WHAT THE EXERCISE ASKS
In the records below, change every occurrence of "bboxes" to "bounding boxes" and reproduce all other text unchanged.

RECORDS SHOWN
..............................

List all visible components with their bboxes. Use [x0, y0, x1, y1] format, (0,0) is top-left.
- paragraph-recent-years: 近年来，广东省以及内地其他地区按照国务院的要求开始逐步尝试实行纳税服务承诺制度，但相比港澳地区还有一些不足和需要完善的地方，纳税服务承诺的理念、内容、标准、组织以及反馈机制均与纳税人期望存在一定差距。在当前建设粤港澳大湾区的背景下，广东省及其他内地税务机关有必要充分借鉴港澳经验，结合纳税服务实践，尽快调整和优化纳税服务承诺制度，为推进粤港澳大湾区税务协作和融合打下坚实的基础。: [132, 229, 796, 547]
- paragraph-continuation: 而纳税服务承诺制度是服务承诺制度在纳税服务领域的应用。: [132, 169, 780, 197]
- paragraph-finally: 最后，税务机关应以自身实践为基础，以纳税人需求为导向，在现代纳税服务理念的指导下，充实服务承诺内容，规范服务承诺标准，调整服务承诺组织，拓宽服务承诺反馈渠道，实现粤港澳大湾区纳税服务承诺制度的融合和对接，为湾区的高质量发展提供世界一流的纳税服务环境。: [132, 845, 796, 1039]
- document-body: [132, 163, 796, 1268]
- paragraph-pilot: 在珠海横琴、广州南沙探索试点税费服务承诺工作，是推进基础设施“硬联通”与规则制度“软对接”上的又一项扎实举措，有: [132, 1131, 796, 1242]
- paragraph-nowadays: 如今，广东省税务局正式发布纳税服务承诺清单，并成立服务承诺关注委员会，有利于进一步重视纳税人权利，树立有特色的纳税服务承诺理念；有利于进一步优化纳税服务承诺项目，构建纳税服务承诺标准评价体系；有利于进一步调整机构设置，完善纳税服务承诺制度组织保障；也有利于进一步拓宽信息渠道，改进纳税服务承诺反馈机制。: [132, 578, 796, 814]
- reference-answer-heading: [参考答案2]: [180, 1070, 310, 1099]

..............................

WRITTEN SOLUTION
List all visible components with their bounding boxes. Use [x0, y0, x1, y1] format, (0,0) is top-left.
- paragraph-recent-years: 近年来，广东省以及内地其他地区按照国务院的要求开始逐步尝试实行纳税服务承诺制度，但相比港澳地区还有一些不足和需要完善的地方，纳税服务承诺的理念、内容、标准、组织以及反馈机制均与纳税人期望存在一定差距。在当前建设粤港澳大湾区的背景下，广东省及其他内地税务机关有必要充分借鉴港澳经验，结合纳税服务实践，尽快调整和优化纳税服务承诺制度，为推进粤港澳大湾区税务协作和融合打下坚实的基础。: [132, 229, 796, 547]
- paragraph-continuation: 而纳税服务承诺制度是服务承诺制度在纳税服务领域的应用。: [132, 169, 780, 197]
- paragraph-finally: 最后，税务机关应以自身实践为基础，以纳税人需求为导向，在现代纳税服务理念的指导下，充实服务承诺内容，规范服务承诺标准，调整服务承诺组织，拓宽服务承诺反馈渠道，实现粤港澳大湾区纳税服务承诺制度的融合和对接，为湾区的高质量发展提供世界一流的纳税服务环境。: [132, 845, 796, 1039]
- document-body: [132, 163, 796, 1268]
- paragraph-pilot: 在珠海横琴、广州南沙探索试点税费服务承诺工作，是推进基础设施“硬联通”与规则制度“软对接”上的又一项扎实举措，有: [132, 1131, 796, 1242]
- paragraph-nowadays: 如今，广东省税务局正式发布纳税服务承诺清单，并成立服务承诺关注委员会，有利于进一步重视纳税人权利，树立有特色的纳税服务承诺理念；有利于进一步优化纳税服务承诺项目，构建纳税服务承诺标准评价体系；有利于进一步调整机构设置，完善纳税服务承诺制度组织保障；也有利于进一步拓宽信息渠道，改进纳税服务承诺反馈机制。: [132, 578, 796, 814]
- reference-answer-heading: [参考答案2]: [180, 1070, 310, 1099]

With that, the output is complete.